The request
Write out the listing below again, precisely as it is given.

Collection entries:
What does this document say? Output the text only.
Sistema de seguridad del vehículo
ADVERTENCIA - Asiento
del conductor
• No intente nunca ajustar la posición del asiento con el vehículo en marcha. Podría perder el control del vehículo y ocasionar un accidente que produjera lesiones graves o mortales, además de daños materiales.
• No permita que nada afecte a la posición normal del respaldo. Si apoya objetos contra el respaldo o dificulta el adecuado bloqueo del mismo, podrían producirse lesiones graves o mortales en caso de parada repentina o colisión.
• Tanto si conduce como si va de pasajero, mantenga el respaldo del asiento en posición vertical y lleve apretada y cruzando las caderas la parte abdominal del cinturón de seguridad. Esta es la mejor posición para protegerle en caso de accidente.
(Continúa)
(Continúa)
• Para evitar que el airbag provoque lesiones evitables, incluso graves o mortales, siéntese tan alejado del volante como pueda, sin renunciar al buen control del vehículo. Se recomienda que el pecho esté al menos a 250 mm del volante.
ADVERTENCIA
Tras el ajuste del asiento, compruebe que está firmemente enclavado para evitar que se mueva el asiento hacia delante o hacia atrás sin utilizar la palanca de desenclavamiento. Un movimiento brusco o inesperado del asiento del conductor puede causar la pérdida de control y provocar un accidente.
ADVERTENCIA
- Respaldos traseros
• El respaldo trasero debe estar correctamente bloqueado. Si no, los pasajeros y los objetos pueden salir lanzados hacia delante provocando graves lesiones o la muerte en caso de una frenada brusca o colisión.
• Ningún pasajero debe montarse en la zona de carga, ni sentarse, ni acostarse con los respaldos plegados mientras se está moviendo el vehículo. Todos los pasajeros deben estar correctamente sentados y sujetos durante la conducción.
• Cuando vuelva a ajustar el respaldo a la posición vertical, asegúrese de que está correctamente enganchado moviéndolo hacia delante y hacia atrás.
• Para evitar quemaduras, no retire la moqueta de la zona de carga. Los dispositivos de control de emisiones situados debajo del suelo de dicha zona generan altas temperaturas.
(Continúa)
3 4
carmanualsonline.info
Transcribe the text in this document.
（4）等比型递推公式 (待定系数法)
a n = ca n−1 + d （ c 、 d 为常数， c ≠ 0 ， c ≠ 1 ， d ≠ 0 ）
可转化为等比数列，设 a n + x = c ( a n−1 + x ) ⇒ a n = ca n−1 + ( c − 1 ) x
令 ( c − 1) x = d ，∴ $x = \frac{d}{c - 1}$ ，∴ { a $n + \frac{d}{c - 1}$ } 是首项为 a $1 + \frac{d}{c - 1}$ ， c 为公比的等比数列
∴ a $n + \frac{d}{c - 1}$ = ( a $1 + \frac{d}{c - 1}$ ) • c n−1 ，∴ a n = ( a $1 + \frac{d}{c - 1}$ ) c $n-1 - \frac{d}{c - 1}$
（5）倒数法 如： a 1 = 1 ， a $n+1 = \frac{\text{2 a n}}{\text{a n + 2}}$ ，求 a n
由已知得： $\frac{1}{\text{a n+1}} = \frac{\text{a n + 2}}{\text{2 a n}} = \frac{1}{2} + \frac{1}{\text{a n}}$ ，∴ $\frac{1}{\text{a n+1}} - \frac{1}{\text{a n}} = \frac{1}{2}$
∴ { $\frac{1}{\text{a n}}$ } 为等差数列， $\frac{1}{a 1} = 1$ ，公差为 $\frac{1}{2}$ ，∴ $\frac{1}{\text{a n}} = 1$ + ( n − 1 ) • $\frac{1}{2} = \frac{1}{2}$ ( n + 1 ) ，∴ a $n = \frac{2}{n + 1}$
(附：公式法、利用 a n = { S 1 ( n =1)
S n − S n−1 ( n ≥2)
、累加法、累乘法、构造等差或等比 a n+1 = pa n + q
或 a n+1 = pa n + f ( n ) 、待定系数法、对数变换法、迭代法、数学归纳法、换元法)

Finished answer
What does this document say? Output the text only.
Sistema de seguridad del vehículo
ADVERTENCIA - Asiento
del conductor
• No intente nunca ajustar la posición del asiento con el vehículo en marcha. Podría perder el control del vehículo y ocasionar un accidente que produjera lesiones graves o mortales, además de daños materiales.
• No permita que nada afecte a la posición normal del respaldo. Si apoya objetos contra el respaldo o dificulta el adecuado bloqueo del mismo, podrían producirse lesiones graves o mortales en caso de parada repentina o colisión.
• Tanto si conduce como si va de pasajero, mantenga el respaldo del asiento en posición vertical y lleve apretada y cruzando las caderas la parte abdominal del cinturón de seguridad. Esta es la mejor posición para protegerle en caso de accidente.
(Continúa)
(Continúa)
• Para evitar que el airbag provoque lesiones evitables, incluso graves o mortales, siéntese tan alejado del volante como pueda, sin renunciar al buen control del vehículo. Se recomienda que el pecho esté al menos a 250 mm del volante.
ADVERTENCIA
Tras el ajuste del asiento, compruebe que está firmemente enclavado para evitar que se mueva el asiento hacia delante o hacia atrás sin utilizar la palanca de desenclavamiento. Un movimiento brusco o inesperado del asiento del conductor puede causar la pérdida de control y provocar un accidente.
ADVERTENCIA
- Respaldos traseros
• El respaldo trasero debe estar correctamente bloqueado. Si no, los pasajeros y los objetos pueden salir lanzados hacia delante provocando graves lesiones o la muerte en caso de una frenada brusca o colisión.
• Ningún pasajero debe montarse en la zona de carga, ni sentarse, ni acostarse con los respaldos plegados mientras se está moviendo el vehículo. Todos los pasajeros deben estar correctamente sentados y sujetos durante la conducción.
• Cuando vuelva a ajustar el respaldo a la posición vertical, asegúrese de que está correctamente enganchado moviéndolo hacia delante y hacia atrás.
• Para evitar quemaduras, no retire la moqueta de la zona de carga. Los dispositivos de control de emisiones situados debajo del suelo de dicha zona generan altas temperaturas.
(Continúa)
3 4
carmanualsonline.info
Transcribe the text in this document.
（4）等比型递推公式 (待定系数法)
a n = ca n−1 + d （ c 、 d 为常数， c ≠ 0 ， c ≠ 1 ， d ≠ 0 ）
可转化为等比数列，设 a n + x = c ( a n−1 + x ) ⇒ a n = ca n−1 + ( c − 1 ) x
令 ( c − 1) x = d ，∴ $x = \frac{d}{c - 1}$ ，∴ { a $n + \frac{d}{c - 1}$ } 是首项为 a $1 + \frac{d}{c - 1}$ ， c 为公比的等比数列
∴ a $n + \frac{d}{c - 1}$ = ( a $1 + \frac{d}{c - 1}$ ) • c n−1 ，∴ a n = ( a $1 + \frac{d}{c - 1}$ ) c $n-1 - \frac{d}{c - 1}$
（5）倒数法 如： a 1 = 1 ， a $n+1 = \frac{\text{2 a n}}{\text{a n + 2}}$ ，求 a n
由已知得： $\frac{1}{\text{a n+1}} = \frac{\text{a n + 2}}{\text{2 a n}} = \frac{1}{2} + \frac{1}{\text{a n}}$ ，∴ $\frac{1}{\text{a n+1}} - \frac{1}{\text{a n}} = \frac{1}{2}$
∴ { $\frac{1}{\text{a n}}$ } 为等差数列， $\frac{1}{a 1} = 1$ ，公差为 $\frac{1}{2}$ ，∴ $\frac{1}{\text{a n}} = 1$ + ( n − 1 ) • $\frac{1}{2} = \frac{1}{2}$ ( n + 1 ) ，∴ a $n = \frac{2}{n + 1}$
(附：公式法、利用 a n = { S 1 ( n =1)
S n − S n−1 ( n ≥2)
、累加法、累乘法、构造等差或等比 a n+1 = pa n + q
或 a n+1 = pa n + f ( n ) 、待定系数法、对数变换法、迭代法、数学归纳法、换元法)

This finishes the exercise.